:: Written task ::
Copy out each line featuring the string "TradingView" from the entries beneath.

━━ Provided information

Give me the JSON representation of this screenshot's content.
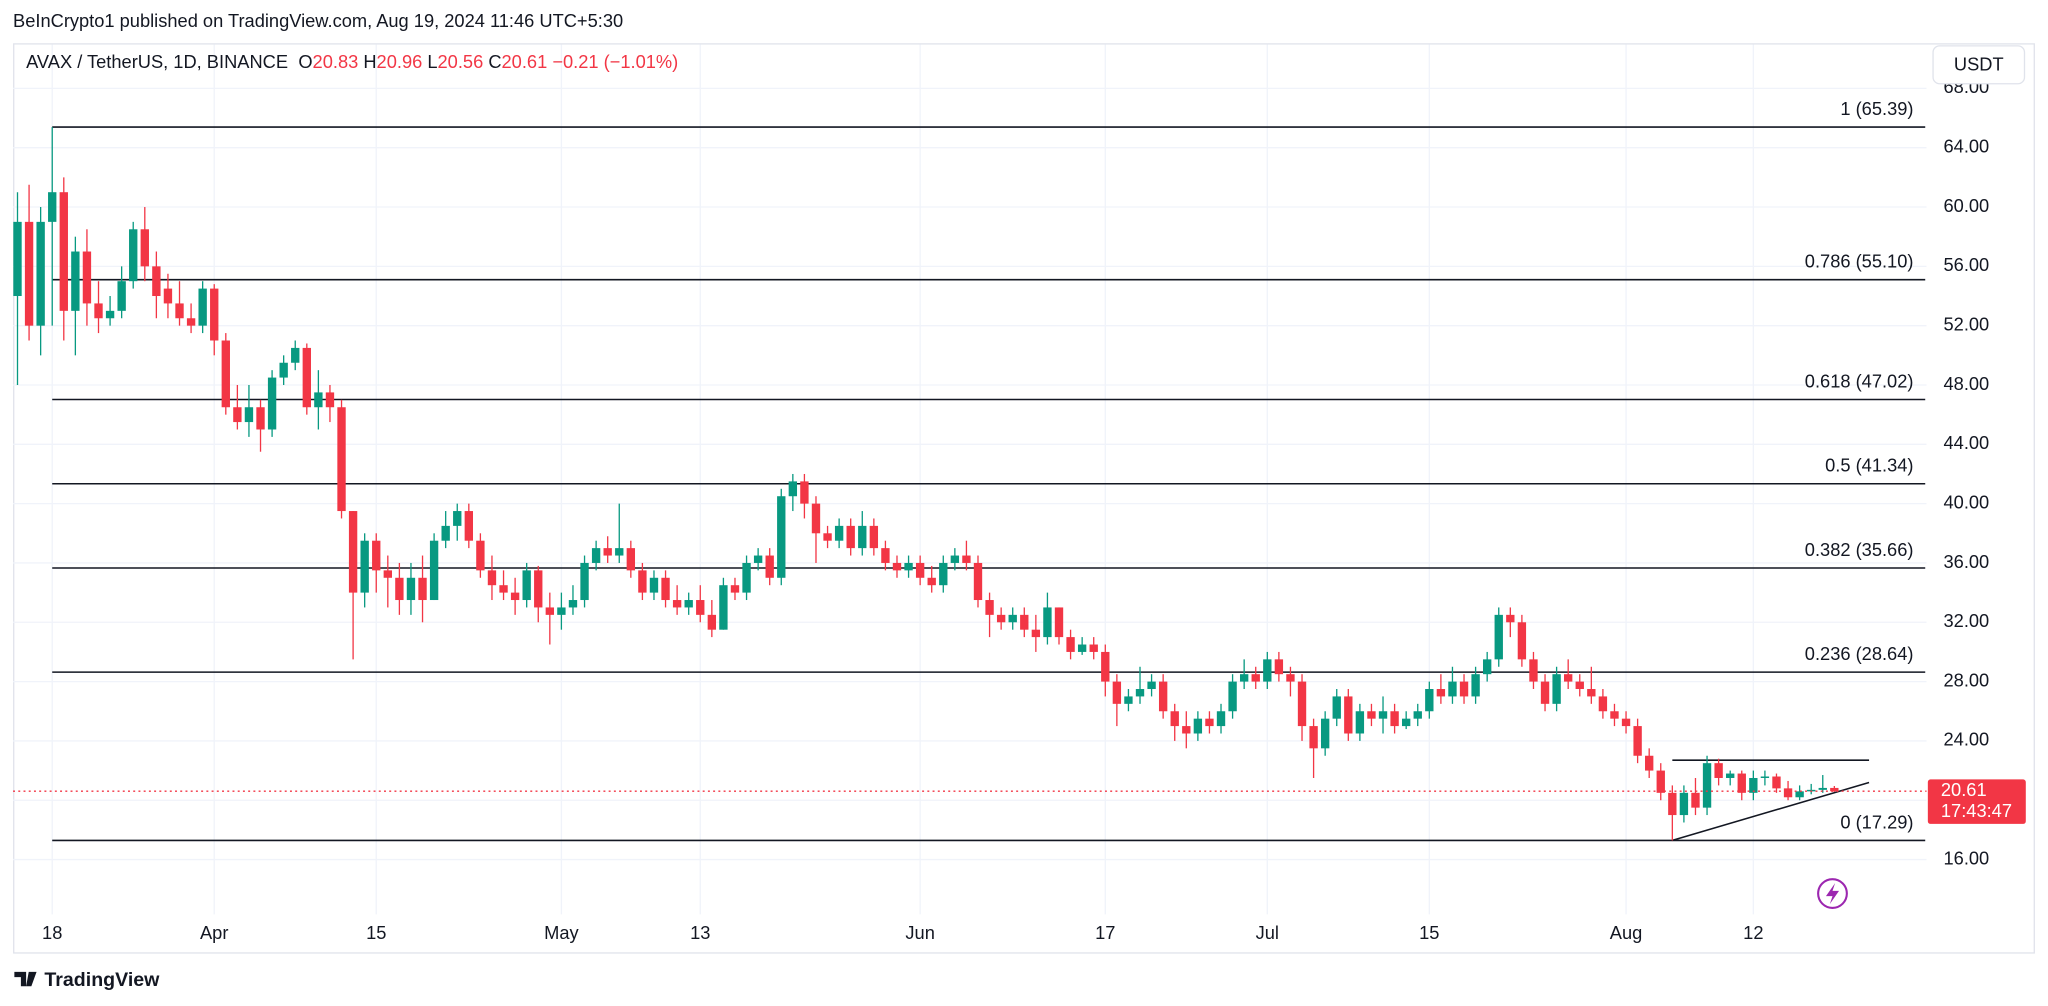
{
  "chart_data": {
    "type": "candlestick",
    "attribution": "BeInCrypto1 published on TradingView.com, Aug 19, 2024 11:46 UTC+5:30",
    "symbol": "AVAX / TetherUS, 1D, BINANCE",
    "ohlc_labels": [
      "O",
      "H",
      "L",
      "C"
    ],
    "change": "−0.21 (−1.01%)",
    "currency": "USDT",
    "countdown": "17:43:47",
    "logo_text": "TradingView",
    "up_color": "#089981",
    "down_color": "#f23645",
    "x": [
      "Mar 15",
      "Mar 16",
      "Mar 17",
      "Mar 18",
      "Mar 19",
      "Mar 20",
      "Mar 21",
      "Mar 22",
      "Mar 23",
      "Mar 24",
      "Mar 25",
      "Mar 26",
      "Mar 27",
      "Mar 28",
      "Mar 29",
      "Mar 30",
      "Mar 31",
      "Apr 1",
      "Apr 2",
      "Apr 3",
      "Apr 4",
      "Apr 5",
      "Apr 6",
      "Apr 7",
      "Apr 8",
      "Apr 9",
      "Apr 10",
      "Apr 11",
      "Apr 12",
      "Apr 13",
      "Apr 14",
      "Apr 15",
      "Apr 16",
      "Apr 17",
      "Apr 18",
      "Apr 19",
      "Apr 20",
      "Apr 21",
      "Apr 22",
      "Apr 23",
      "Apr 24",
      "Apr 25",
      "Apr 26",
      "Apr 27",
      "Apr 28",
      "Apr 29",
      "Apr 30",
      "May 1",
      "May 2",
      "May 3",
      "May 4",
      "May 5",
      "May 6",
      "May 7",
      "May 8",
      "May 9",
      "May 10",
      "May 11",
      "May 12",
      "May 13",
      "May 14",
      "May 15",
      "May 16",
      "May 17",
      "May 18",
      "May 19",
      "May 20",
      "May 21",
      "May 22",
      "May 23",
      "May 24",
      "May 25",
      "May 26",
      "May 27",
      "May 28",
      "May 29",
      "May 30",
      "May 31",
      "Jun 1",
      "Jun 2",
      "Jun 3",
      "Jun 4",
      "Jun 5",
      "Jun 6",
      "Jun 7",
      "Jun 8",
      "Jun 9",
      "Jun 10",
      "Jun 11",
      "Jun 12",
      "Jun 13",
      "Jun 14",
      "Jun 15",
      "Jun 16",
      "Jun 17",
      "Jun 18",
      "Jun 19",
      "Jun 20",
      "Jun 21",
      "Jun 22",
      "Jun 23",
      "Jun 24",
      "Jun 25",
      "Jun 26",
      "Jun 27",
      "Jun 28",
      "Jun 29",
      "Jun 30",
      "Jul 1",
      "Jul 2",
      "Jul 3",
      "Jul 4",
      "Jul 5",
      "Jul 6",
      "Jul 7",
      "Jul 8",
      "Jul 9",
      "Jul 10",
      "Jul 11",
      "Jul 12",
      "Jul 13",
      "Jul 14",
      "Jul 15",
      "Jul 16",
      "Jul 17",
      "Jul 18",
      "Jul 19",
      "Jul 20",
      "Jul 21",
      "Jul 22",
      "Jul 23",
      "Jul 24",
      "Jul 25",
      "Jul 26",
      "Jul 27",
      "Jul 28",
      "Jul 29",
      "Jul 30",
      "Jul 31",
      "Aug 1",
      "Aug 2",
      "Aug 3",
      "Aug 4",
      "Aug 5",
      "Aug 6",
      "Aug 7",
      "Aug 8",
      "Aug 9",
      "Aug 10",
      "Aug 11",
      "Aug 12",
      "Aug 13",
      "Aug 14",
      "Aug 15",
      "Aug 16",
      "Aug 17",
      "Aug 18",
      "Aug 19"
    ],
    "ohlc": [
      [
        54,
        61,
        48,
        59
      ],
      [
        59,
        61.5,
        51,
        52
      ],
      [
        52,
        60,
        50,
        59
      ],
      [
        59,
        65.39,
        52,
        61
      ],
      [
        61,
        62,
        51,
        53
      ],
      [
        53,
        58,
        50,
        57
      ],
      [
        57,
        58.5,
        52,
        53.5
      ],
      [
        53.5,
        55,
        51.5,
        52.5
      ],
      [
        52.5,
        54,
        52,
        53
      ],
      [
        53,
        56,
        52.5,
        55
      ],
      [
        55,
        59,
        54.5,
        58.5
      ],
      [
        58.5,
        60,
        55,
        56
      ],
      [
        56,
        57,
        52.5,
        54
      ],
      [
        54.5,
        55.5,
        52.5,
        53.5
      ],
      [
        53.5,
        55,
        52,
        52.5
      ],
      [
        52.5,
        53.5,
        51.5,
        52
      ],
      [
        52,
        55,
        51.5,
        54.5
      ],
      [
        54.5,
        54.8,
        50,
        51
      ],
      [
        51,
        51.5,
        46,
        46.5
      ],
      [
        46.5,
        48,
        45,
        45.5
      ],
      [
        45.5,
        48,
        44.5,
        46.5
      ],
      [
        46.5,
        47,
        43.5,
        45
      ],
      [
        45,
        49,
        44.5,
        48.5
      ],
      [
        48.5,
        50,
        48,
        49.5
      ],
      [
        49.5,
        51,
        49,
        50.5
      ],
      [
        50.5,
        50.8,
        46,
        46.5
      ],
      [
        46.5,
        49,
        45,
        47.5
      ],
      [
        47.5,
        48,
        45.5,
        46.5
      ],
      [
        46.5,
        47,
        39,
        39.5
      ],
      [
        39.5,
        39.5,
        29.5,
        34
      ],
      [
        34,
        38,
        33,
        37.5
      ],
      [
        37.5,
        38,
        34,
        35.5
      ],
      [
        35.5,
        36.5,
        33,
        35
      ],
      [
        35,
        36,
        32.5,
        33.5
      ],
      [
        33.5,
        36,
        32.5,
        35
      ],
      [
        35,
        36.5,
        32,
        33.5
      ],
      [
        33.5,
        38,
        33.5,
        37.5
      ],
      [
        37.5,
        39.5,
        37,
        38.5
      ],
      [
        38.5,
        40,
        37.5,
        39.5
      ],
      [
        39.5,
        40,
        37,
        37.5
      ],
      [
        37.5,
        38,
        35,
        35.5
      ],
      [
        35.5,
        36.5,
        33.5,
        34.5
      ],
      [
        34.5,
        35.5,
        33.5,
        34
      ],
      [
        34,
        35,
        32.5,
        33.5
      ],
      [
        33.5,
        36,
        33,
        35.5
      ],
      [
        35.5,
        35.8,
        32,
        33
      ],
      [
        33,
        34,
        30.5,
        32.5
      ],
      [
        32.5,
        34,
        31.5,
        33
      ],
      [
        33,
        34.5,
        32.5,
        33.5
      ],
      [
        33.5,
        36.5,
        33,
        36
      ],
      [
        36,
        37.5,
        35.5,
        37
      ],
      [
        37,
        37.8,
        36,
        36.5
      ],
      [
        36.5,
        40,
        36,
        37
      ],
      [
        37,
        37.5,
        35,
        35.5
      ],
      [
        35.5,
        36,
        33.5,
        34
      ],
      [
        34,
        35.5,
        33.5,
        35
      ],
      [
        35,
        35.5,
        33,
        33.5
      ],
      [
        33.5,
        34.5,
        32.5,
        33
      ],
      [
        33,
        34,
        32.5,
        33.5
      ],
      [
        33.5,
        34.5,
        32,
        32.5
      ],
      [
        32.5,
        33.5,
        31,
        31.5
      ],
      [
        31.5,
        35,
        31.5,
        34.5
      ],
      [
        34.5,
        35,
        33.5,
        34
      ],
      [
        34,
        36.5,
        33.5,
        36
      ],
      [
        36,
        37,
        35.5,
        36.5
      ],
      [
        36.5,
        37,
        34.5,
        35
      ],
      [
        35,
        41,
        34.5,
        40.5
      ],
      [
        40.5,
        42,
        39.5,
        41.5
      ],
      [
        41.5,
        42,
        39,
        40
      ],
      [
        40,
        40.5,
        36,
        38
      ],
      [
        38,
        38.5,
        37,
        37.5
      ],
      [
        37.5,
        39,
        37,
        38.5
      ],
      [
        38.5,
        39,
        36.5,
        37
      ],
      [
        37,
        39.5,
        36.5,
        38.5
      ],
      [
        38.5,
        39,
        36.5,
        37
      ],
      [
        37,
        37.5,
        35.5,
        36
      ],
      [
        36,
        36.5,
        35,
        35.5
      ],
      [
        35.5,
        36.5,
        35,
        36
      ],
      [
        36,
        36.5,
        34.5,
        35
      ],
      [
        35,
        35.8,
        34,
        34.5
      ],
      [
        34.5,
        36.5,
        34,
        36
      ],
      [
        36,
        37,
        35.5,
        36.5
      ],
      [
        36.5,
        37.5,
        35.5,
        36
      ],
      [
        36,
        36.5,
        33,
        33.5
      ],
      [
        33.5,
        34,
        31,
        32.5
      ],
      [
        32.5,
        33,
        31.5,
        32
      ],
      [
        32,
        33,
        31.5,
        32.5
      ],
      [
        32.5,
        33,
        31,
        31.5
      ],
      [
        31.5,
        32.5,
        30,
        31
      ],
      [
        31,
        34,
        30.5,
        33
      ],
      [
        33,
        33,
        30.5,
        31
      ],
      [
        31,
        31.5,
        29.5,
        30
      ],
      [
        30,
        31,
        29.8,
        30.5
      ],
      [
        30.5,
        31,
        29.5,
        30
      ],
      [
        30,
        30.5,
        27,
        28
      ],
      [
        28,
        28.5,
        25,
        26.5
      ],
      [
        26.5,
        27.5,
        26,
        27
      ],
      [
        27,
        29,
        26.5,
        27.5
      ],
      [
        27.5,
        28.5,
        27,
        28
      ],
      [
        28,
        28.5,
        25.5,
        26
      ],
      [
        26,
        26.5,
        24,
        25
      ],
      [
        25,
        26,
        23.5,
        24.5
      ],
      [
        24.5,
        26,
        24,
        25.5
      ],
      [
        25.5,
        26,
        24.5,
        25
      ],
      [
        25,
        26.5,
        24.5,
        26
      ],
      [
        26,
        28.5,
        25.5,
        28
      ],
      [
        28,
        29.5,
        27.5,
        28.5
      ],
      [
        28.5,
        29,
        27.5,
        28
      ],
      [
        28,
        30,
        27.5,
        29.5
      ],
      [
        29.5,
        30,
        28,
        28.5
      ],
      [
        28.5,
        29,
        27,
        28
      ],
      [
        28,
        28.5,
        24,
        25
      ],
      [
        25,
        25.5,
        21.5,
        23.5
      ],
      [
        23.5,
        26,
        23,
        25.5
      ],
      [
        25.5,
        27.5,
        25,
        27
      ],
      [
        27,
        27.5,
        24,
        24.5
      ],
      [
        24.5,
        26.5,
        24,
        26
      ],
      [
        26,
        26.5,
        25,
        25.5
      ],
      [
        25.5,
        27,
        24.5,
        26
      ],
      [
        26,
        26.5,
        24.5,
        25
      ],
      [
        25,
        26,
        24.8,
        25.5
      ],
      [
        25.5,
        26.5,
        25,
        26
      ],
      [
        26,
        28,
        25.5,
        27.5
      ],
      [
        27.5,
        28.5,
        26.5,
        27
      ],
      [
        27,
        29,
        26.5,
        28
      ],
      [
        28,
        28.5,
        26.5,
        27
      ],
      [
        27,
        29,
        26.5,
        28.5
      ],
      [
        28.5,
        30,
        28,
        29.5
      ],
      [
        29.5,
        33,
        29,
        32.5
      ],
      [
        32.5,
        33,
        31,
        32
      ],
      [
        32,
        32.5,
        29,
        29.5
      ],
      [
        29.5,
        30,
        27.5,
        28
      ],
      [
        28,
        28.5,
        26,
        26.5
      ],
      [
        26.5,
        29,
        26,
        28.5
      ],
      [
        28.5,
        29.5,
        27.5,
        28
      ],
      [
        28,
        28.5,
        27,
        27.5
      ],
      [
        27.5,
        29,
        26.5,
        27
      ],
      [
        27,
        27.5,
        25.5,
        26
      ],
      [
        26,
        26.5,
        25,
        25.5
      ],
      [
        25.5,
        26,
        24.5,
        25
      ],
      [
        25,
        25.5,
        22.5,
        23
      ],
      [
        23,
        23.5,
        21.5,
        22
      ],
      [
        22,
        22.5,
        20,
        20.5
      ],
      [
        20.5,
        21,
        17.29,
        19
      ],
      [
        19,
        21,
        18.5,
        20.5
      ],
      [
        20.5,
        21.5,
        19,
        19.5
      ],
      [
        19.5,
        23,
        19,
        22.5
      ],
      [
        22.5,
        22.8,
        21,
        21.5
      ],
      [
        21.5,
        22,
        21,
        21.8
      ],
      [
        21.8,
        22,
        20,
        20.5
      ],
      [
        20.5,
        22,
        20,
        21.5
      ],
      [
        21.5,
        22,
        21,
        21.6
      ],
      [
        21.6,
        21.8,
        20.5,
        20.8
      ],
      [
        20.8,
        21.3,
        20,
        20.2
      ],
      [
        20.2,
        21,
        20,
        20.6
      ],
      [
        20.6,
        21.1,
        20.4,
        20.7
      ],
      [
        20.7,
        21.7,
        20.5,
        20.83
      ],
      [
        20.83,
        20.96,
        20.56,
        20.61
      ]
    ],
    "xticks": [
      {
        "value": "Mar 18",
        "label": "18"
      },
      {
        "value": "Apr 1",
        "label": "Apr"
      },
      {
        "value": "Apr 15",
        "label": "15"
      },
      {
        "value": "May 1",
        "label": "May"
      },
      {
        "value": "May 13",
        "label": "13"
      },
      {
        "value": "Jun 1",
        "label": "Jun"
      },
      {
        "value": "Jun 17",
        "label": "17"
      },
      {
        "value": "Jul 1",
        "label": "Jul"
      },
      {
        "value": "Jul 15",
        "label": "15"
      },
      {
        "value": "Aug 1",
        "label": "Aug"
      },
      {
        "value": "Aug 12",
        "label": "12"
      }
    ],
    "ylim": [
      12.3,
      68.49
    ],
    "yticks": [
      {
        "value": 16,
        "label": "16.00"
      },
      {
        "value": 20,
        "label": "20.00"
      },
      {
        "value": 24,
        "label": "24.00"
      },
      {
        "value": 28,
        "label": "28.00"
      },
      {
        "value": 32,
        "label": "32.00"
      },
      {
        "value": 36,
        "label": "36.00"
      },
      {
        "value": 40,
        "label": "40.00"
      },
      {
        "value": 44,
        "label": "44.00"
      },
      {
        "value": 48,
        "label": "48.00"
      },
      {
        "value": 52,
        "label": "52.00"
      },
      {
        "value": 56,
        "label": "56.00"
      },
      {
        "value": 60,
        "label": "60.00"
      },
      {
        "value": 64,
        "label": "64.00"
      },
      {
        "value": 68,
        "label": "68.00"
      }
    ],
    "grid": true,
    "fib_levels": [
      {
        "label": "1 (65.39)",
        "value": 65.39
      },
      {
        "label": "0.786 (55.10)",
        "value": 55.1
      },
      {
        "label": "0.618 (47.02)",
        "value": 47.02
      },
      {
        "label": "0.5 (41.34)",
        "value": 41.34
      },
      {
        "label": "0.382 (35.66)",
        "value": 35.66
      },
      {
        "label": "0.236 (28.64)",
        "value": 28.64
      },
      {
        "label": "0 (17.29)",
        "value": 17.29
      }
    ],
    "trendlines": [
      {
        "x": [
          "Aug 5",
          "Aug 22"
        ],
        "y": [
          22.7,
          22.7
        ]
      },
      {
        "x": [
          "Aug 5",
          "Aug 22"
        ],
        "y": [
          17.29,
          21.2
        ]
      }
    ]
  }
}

━━━━
━━ Provided information

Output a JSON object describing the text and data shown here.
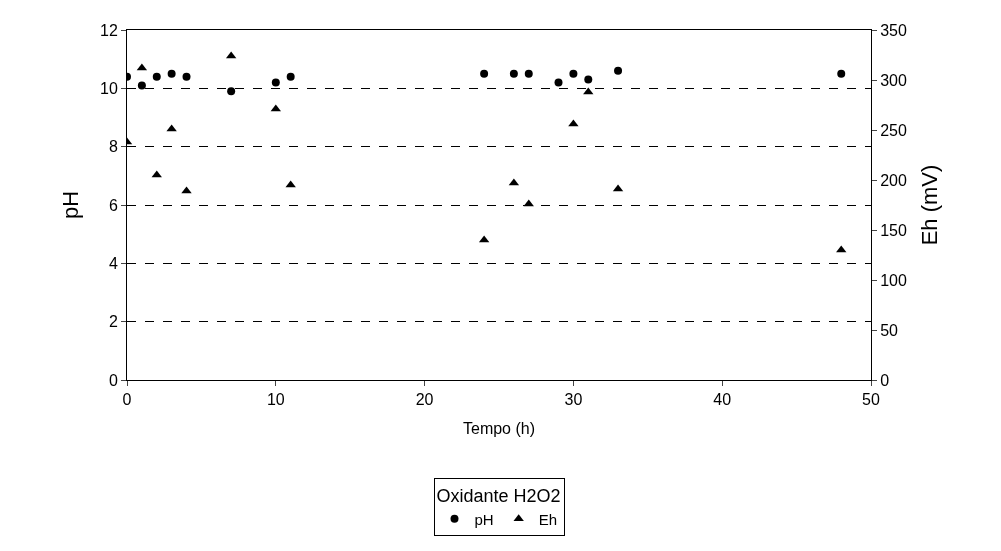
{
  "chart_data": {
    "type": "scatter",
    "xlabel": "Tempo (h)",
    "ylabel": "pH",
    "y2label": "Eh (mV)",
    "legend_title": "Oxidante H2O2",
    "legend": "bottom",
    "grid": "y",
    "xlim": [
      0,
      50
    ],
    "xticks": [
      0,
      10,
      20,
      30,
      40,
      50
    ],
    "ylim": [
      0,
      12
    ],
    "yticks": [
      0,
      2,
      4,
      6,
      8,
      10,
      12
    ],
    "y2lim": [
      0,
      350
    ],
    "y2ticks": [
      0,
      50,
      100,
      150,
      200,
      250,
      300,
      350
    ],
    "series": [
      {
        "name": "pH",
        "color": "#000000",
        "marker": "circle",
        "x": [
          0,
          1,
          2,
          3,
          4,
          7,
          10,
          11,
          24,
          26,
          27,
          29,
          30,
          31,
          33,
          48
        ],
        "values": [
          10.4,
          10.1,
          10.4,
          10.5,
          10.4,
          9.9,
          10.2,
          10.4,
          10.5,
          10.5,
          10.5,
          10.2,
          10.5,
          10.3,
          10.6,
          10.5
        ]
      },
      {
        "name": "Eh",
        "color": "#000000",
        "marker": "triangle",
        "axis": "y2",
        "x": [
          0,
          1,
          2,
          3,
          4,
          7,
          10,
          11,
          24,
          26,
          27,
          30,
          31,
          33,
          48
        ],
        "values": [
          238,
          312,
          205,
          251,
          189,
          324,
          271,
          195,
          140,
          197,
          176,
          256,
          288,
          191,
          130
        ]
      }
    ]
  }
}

━━━━

:: Exercise result ::
    "attribution": "BeInCrypto1 published on TradingView.com, Aug 19, 2024 11:46 UTC+5:30",
    "logo_text": "TradingView",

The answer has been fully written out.